(Figure dataset records)

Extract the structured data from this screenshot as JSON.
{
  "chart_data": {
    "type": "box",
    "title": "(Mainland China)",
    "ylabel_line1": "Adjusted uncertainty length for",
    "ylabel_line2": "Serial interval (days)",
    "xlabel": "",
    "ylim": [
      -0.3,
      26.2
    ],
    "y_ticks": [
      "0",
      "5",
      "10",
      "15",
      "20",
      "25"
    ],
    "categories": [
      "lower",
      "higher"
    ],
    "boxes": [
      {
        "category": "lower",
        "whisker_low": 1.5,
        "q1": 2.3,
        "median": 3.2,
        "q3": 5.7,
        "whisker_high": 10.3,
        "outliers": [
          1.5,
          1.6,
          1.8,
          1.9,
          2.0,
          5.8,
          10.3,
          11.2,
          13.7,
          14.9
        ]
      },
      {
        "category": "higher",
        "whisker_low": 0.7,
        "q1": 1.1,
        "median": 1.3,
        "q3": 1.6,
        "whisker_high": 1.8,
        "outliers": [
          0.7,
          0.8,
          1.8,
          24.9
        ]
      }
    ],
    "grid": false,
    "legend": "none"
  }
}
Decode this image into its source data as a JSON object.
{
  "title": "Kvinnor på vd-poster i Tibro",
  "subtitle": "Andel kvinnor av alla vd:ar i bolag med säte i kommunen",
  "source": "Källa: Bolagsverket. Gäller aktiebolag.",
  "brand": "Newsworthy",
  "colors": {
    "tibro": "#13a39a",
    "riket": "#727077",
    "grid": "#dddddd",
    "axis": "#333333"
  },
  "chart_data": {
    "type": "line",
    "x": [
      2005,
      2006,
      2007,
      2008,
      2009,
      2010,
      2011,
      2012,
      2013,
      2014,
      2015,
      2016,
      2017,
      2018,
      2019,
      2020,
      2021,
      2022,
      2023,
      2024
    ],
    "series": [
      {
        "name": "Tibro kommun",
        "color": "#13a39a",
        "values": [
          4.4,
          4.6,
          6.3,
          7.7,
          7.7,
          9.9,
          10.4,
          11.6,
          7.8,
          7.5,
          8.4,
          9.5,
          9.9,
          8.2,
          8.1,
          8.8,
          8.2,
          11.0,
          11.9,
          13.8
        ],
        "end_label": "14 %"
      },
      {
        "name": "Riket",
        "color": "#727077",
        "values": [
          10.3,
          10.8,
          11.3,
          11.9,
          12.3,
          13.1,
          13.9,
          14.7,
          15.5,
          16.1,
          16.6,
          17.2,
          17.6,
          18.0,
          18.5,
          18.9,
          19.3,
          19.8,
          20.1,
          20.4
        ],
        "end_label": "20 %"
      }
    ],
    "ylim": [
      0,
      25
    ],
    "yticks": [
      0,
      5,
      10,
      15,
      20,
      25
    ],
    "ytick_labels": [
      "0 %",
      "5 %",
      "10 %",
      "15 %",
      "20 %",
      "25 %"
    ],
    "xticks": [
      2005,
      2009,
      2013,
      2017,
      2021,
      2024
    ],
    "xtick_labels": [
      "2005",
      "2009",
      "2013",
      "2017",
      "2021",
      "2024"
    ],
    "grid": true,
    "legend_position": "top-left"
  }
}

**Aim**
Transcribe every record above exactly as it appears.

**Expected answer**
Extract the structured data from this screenshot as JSON.
{
  "chart_data": {
    "type": "box",
    "title": "(Mainland China)",
    "ylabel_line1": "Adjusted uncertainty length for",
    "ylabel_line2": "Serial interval (days)",
    "xlabel": "",
    "ylim": [
      -0.3,
      26.2
    ],
    "y_ticks": [
      "0",
      "5",
      "10",
      "15",
      "20",
      "25"
    ],
    "categories": [
      "lower",
      "higher"
    ],
    "boxes": [
      {
        "category": "lower",
        "whisker_low": 1.5,
        "q1": 2.3,
        "median": 3.2,
        "q3": 5.7,
        "whisker_high": 10.3,
        "outliers": [
          1.5,
          1.6,
          1.8,
          1.9,
          2.0,
          5.8,
          10.3,
          11.2,
          13.7,
          14.9
        ]
      },
      {
        "category": "higher",
        "whisker_low": 0.7,
        "q1": 1.1,
        "median": 1.3,
        "q3": 1.6,
        "whisker_high": 1.8,
        "outliers": [
          0.7,
          0.8,
          1.8,
          24.9
        ]
      }
    ],
    "grid": false,
    "legend": "none"
  }
}
Decode this image into its source data as a JSON object.
{
  "title": "Kvinnor på vd-poster i Tibro",
  "subtitle": "Andel kvinnor av alla vd:ar i bolag med säte i kommunen",
  "source": "Källa: Bolagsverket. Gäller aktiebolag.",
  "brand": "Newsworthy",
  "colors": {
    "tibro": "#13a39a",
    "riket": "#727077",
    "grid": "#dddddd",
    "axis": "#333333"
  },
  "chart_data": {
    "type": "line",
    "x": [
      2005,
      2006,
      2007,
      2008,
      2009,
      2010,
      2011,
      2012,
      2013,
      2014,
      2015,
      2016,
      2017,
      2018,
      2019,
      2020,
      2021,
      2022,
      2023,
      2024
    ],
    "series": [
      {
        "name": "Tibro kommun",
        "color": "#13a39a",
        "values": [
          4.4,
          4.6,
          6.3,
          7.7,
          7.7,
          9.9,
          10.4,
          11.6,
          7.8,
          7.5,
          8.4,
          9.5,
          9.9,
          8.2,
          8.1,
          8.8,
          8.2,
          11.0,
          11.9,
          13.8
        ],
        "end_label": "14 %"
      },
      {
        "name": "Riket",
        "color": "#727077",
        "values": [
          10.3,
          10.8,
          11.3,
          11.9,
          12.3,
          13.1,
          13.9,
          14.7,
          15.5,
          16.1,
          16.6,
          17.2,
          17.6,
          18.0,
          18.5,
          18.9,
          19.3,
          19.8,
          20.1,
          20.4
        ],
        "end_label": "20 %"
      }
    ],
    "ylim": [
      0,
      25
    ],
    "yticks": [
      0,
      5,
      10,
      15,
      20,
      25
    ],
    "ytick_labels": [
      "0 %",
      "5 %",
      "10 %",
      "15 %",
      "20 %",
      "25 %"
    ],
    "xticks": [
      2005,
      2009,
      2013,
      2017,
      2021,
      2024
    ],
    "xtick_labels": [
      "2005",
      "2009",
      "2013",
      "2017",
      "2021",
      "2024"
    ],
    "grid": true,
    "legend_position": "top-left"
  }
}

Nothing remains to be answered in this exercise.